--- Task input ---

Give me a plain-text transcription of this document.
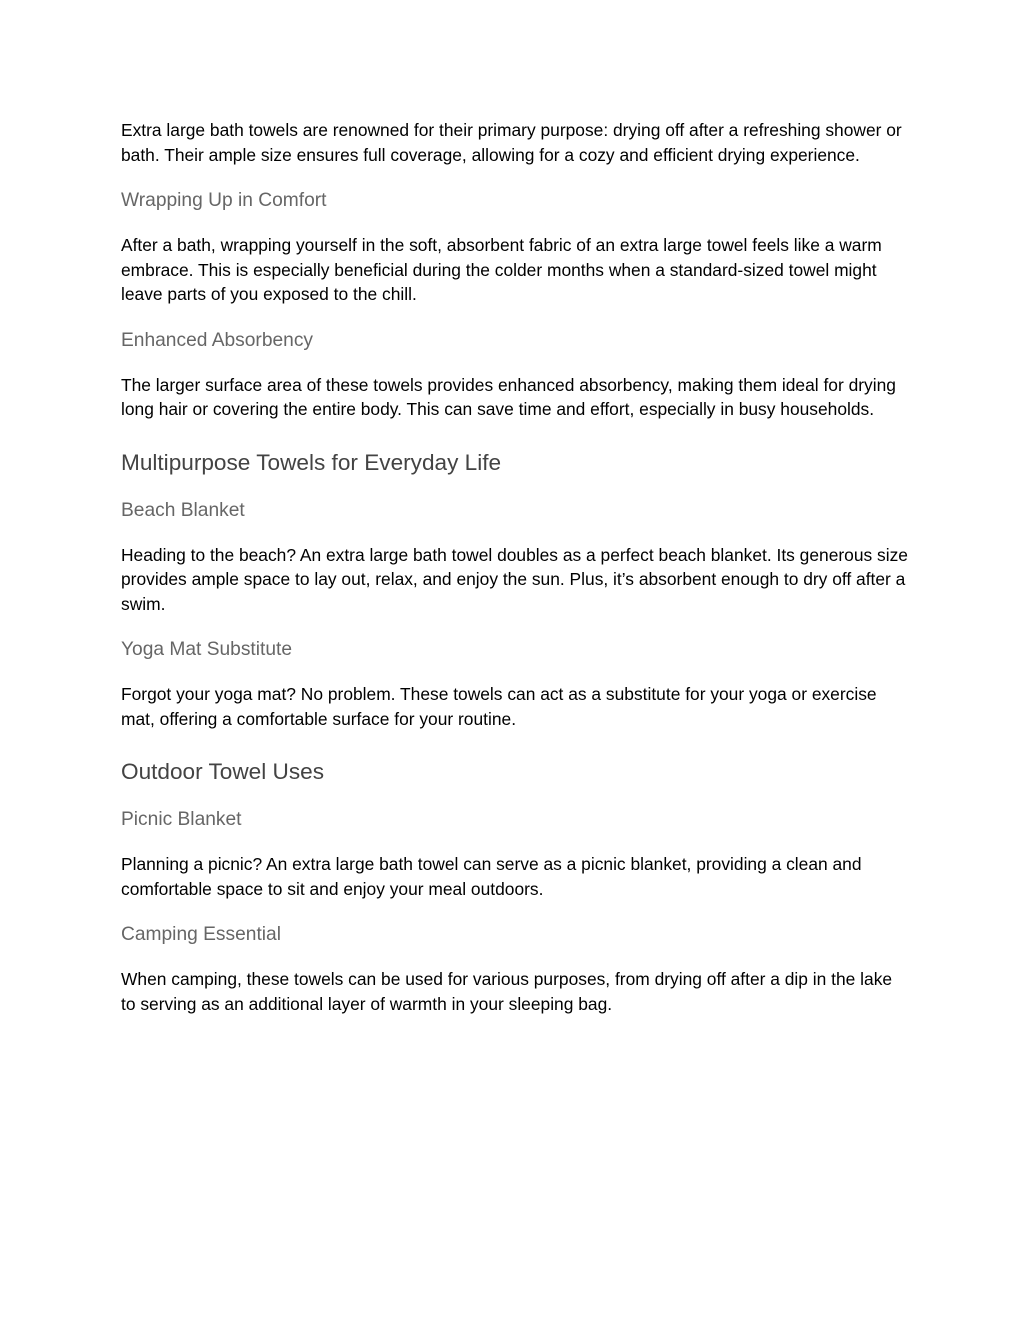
Extra large bath towels are renowned for their primary purpose: drying off after a refreshing shower or bath. Their ample size ensures full coverage, allowing for a cozy and efficient drying experience.

Wrapping Up in Comfort

After a bath, wrapping yourself in the soft, absorbent fabric of an extra large towel feels like a warm embrace. This is especially beneficial during the colder months when a standard-sized towel might leave parts of you exposed to the chill.

Enhanced Absorbency

The larger surface area of these towels provides enhanced absorbency, making them ideal for drying long hair or covering the entire body. This can save time and effort, especially in busy households.

Multipurpose Towels for Everyday Life
Beach Blanket

Heading to the beach? An extra large bath towel doubles as a perfect beach blanket. Its generous size provides ample space to lay out, relax, and enjoy the sun. Plus, it’s absorbent enough to dry off after a swim.

Yoga Mat Substitute

Forgot your yoga mat? No problem. These towels can act as a substitute for your yoga or exercise mat, offering a comfortable surface for your routine.

Outdoor Towel Uses
Picnic Blanket

Planning a picnic? An extra large bath towel can serve as a picnic blanket, providing a clean and comfortable space to sit and enjoy your meal outdoors.

Camping Essential

When camping, these towels can be used for various purposes, from drying off after a dip in the lake to serving as an additional layer of warmth in your sleeping bag.
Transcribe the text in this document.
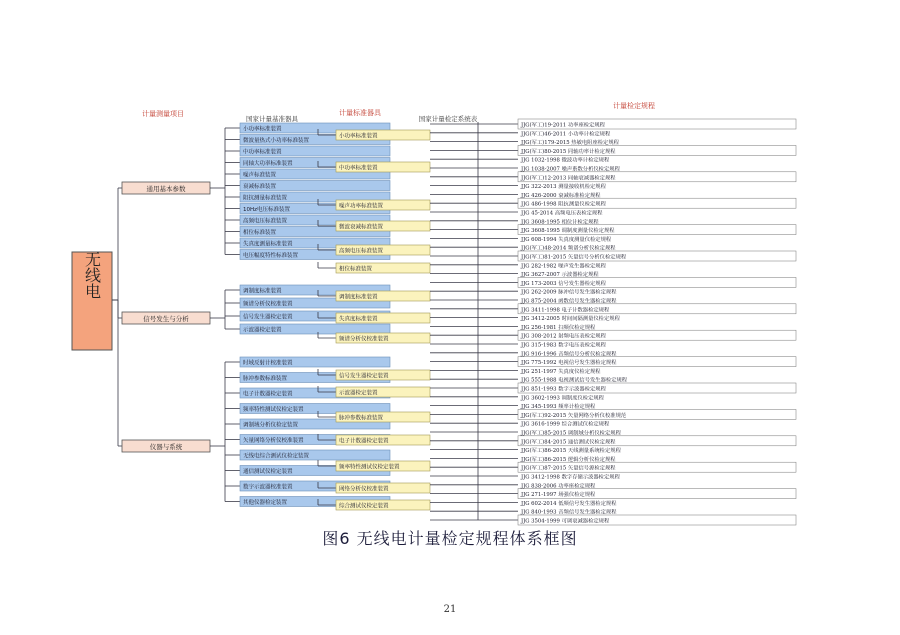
计量测量项目
国家计量基准器具
计量标准器具
国家计量检定系统表
计量检定规程
无线电
通用基本参数
信号发生与分析
仪器与系统
小功率标准装置
微波量热式小功率标准装置
中功率标准装置
同轴大功率标准装置
噪声标准装置
衰减标准装置
阻抗测量标准装置
10Hz电压标准装置
高频电压标准装置
相位标准装置
失真度测量标准装置
电压幅度特性标准装置
调制度标准装置
频谱分析仪校准装置
信号发生器检定装置
示波器检定装置
时域反射计校准装置
脉冲参数标准装置
电子计数器检定装置
频率特性测试仪检定装置
调制域分析仪检定装置
矢量网络分析仪校准装置
无线电综合测试仪检定装置
通信测试仪检定装置
数字示波器校准装置
其他仪器检定装置
小功率标准装置
中功率标准装置
噪声功率标准装置
微波衰减标准装置
高频电压标准装置
相位标准装置
调制度标准装置
失真度标准装置
频谱分析仪校准装置
信号发生器检定装置
示波器检定装置
脉冲参数标准装置
电子计数器检定装置
频率特性测试仪检定装置
网络分析仪校准装置
综合测试仪检定装置
JJG(军工)19-2011 功率座检定规程
JJG(军工)46-2011 小功率计检定规程
JJG(军工)179-2015 热敏电阻座检定规程
JJG(军工)80-2015 同轴功率计检定规程
JJG 1032-1998 微波功率计检定规程
JJG 1038-2007 噪声系数分析仪检定规程
JJG(军工)12-2013 同轴衰减器检定规程
JJG 322-2013 测量接收机检定规程
JJG 426-2000 衰减标准检定规程
JJG 486-1998 阻抗测量仪检定规程
JJG 45-2014 高频电压表检定规程
JJG 3608-1995 相位计检定规程
JJG 3608-1995 调制度测量仪检定规程
JJG 608-1994 失真度测量仪检定规程
JJG(军工)48-2014 频谱分析仪检定规程
JJG(军工)81-2015 矢量信号分析仪检定规程
JJG 282-1982 噪声发生器检定规程
JJG 3627-2007 示波器检定规程
JJG 173-2003 信号发生器检定规程
JJG 262-2009 脉冲信号发生器检定规程
JJG 875-2004 函数信号发生器检定规程
JJG 3411-1998 电子计数器检定规程
JJG 3412-2005 时间间隔测量仪检定规程
JJG 256-1981 扫频仪检定规程
JJG 308-2012 射频电压表检定规程
JJG 315-1983 数字电压表检定规程
JJG 916-1996 音频信号分析仪检定规程
JJG 775-1992 电视信号发生器检定规程
JJG 251-1997 失真度仪检定规程
JJG 555-1988 电视测试信号发生器检定规程
JJG 851-1993 数字示波器检定规程
JJG 3602-1993 调制度仪检定规程
JJG 345-1993 频率计检定规程
JJG(军工)92-2015 矢量网络分析仪校准规范
JJG 3616-1999 综合测试仪检定规程
JJG(军工)85-2015 调制域分析仪检定规程
JJG(军工)84-2015 通信测试仪检定规程
JJG(军工)86-2015 天线测量系统检定规程
JJG(军工)86-2015 逻辑分析仪检定规程
JJG(军工)87-2015 矢量信号源检定规程
JJG 3412-1998 数字存储示波器检定规程
JJG 838-2006 功率座检定规程
JJG 271-1997 场强仪检定规程
JJG 602-2014 低频信号发生器检定规程
JJG 840-1993 音频信号发生器检定规程
JJG 3504-1999 可调衰减器检定规程
图6 无线电计量检定规程体系框图
21
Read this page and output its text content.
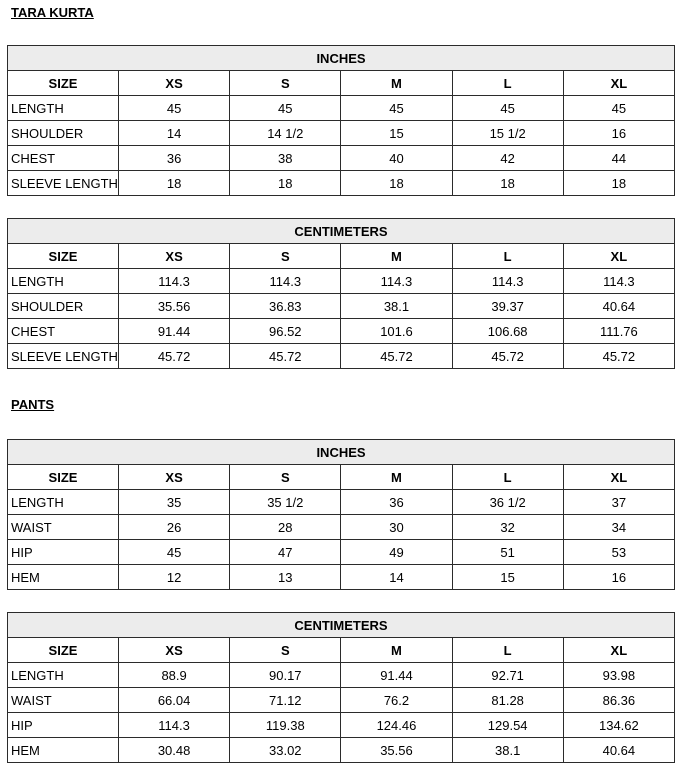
TARA KURTA
INCHES					
SIZE	XS	S	M	L	XL
LENGTH	45	45	45	45	45
SHOULDER	14	14 1/2	15	15 1/2	16
CHEST	36	38	40	42	44
SLEEVE LENGTH	18	18	18	18	18
CENTIMETERS					
SIZE	XS	S	M	L	XL
LENGTH	114.3	114.3	114.3	114.3	114.3
SHOULDER	35.56	36.83	38.1	39.37	40.64
CHEST	91.44	96.52	101.6	106.68	111.76
SLEEVE LENGTH	45.72	45.72	45.72	45.72	45.72
PANTS
INCHES					
SIZE	XS	S	M	L	XL
LENGTH	35	35 1/2	36	36 1/2	37
WAIST	26	28	30	32	34
HIP	45	47	49	51	53
HEM	12	13	14	15	16
CENTIMETERS					
SIZE	XS	S	M	L	XL
LENGTH	88.9	90.17	91.44	92.71	93.98
WAIST	66.04	71.12	76.2	81.28	86.36
HIP	114.3	119.38	124.46	129.54	134.62
HEM	30.48	33.02	35.56	38.1	40.64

---

(Exercise instructions): Extract all the data above exactly, excluding every picture.

(Reply to the exercise):
Give me a plain-text transcription of this document.
Extra large bath towels are renowned for their primary purpose: drying off after a refreshing shower or bath. Their ample size ensures full coverage, allowing for a cozy and efficient drying experience.

Wrapping Up in Comfort

After a bath, wrapping yourself in the soft, absorbent fabric of an extra large towel feels like a warm embrace. This is especially beneficial during the colder months when a standard-sized towel might leave parts of you exposed to the chill.

Enhanced Absorbency

The larger surface area of these towels provides enhanced absorbency, making them ideal for drying long hair or covering the entire body. This can save time and effort, especially in busy households.

Multipurpose Towels for Everyday Life
Beach Blanket

Heading to the beach? An extra large bath towel doubles as a perfect beach blanket. Its generous size provides ample space to lay out, relax, and enjoy the sun. Plus, it’s absorbent enough to dry off after a swim.

Yoga Mat Substitute

Forgot your yoga mat? No problem. These towels can act as a substitute for your yoga or exercise mat, offering a comfortable surface for your routine.

Outdoor Towel Uses
Picnic Blanket

Planning a picnic? An extra large bath towel can serve as a picnic blanket, providing a clean and comfortable space to sit and enjoy your meal outdoors.

Camping Essential

When camping, these towels can be used for various purposes, from drying off after a dip in the lake to serving as an additional layer of warmth in your sleeping bag.
Transcribe the text in this document.
计量测量项目
国家计量基准器具
计量标准器具
国家计量检定系统表
计量检定规程
无线电
通用基本参数
信号发生与分析
仪器与系统
小功率标准装置
微波量热式小功率标准装置
中功率标准装置
同轴大功率标准装置
噪声标准装置
衰减标准装置
阻抗测量标准装置
10Hz电压标准装置
高频电压标准装置
相位标准装置
失真度测量标准装置
电压幅度特性标准装置
调制度标准装置
频谱分析仪校准装置
信号发生器检定装置
示波器检定装置
时域反射计校准装置
脉冲参数标准装置
电子计数器检定装置
频率特性测试仪检定装置
调制域分析仪检定装置
矢量网络分析仪校准装置
无线电综合测试仪检定装置
通信测试仪检定装置
数字示波器校准装置
其他仪器检定装置
小功率标准装置
中功率标准装置
噪声功率标准装置
微波衰减标准装置
高频电压标准装置
相位标准装置
调制度标准装置
失真度标准装置
频谱分析仪校准装置
信号发生器检定装置
示波器检定装置
脉冲参数标准装置
电子计数器检定装置
频率特性测试仪检定装置
网络分析仪校准装置
综合测试仪检定装置
JJG(军工)19-2011 功率座检定规程
JJG(军工)46-2011 小功率计检定规程
JJG(军工)179-2015 热敏电阻座检定规程
JJG(军工)80-2015 同轴功率计检定规程
JJG 1032-1998 微波功率计检定规程
JJG 1038-2007 噪声系数分析仪检定规程
JJG(军工)12-2013 同轴衰减器检定规程
JJG 322-2013 测量接收机检定规程
JJG 426-2000 衰减标准检定规程
JJG 486-1998 阻抗测量仪检定规程
JJG 45-2014 高频电压表检定规程
JJG 3608-1995 相位计检定规程
JJG 3608-1995 调制度测量仪检定规程
JJG 608-1994 失真度测量仪检定规程
JJG(军工)48-2014 频谱分析仪检定规程
JJG(军工)81-2015 矢量信号分析仪检定规程
JJG 282-1982 噪声发生器检定规程
JJG 3627-2007 示波器检定规程
JJG 173-2003 信号发生器检定规程
JJG 262-2009 脉冲信号发生器检定规程
JJG 875-2004 函数信号发生器检定规程
JJG 3411-1998 电子计数器检定规程
JJG 3412-2005 时间间隔测量仪检定规程
JJG 256-1981 扫频仪检定规程
JJG 308-2012 射频电压表检定规程
JJG 315-1983 数字电压表检定规程
JJG 916-1996 音频信号分析仪检定规程
JJG 775-1992 电视信号发生器检定规程
JJG 251-1997 失真度仪检定规程
JJG 555-1988 电视测试信号发生器检定规程
JJG 851-1993 数字示波器检定规程
JJG 3602-1993 调制度仪检定规程
JJG 345-1993 频率计检定规程
JJG(军工)92-2015 矢量网络分析仪校准规范
JJG 3616-1999 综合测试仪检定规程
JJG(军工)85-2015 调制域分析仪检定规程
JJG(军工)84-2015 通信测试仪检定规程
JJG(军工)86-2015 天线测量系统检定规程
JJG(军工)86-2015 逻辑分析仪检定规程
JJG(军工)87-2015 矢量信号源检定规程
JJG 3412-1998 数字存储示波器检定规程
JJG 838-2006 功率座检定规程
JJG 271-1997 场强仪检定规程
JJG 602-2014 低频信号发生器检定规程
JJG 840-1993 音频信号发生器检定规程
JJG 3504-1999 可调衰减器检定规程
图6 无线电计量检定规程体系框图
21
Read this page and output its text content.
TARA KURTA
INCHES					
SIZE	XS	S	M	L	XL
LENGTH	45	45	45	45	45
SHOULDER	14	14 1/2	15	15 1/2	16
CHEST	36	38	40	42	44
SLEEVE LENGTH	18	18	18	18	18
CENTIMETERS					
SIZE	XS	S	M	L	XL
LENGTH	114.3	114.3	114.3	114.3	114.3
SHOULDER	35.56	36.83	38.1	39.37	40.64
CHEST	91.44	96.52	101.6	106.68	111.76
SLEEVE LENGTH	45.72	45.72	45.72	45.72	45.72
PANTS
INCHES					
SIZE	XS	S	M	L	XL
LENGTH	35	35 1/2	36	36 1/2	37
WAIST	26	28	30	32	34
HIP	45	47	49	51	53
HEM	12	13	14	15	16
CENTIMETERS					
SIZE	XS	S	M	L	XL
LENGTH	88.9	90.17	91.44	92.71	93.98
WAIST	66.04	71.12	76.2	81.28	86.36
HIP	114.3	119.38	124.46	129.54	134.62
HEM	30.48	33.02	35.56	38.1	40.64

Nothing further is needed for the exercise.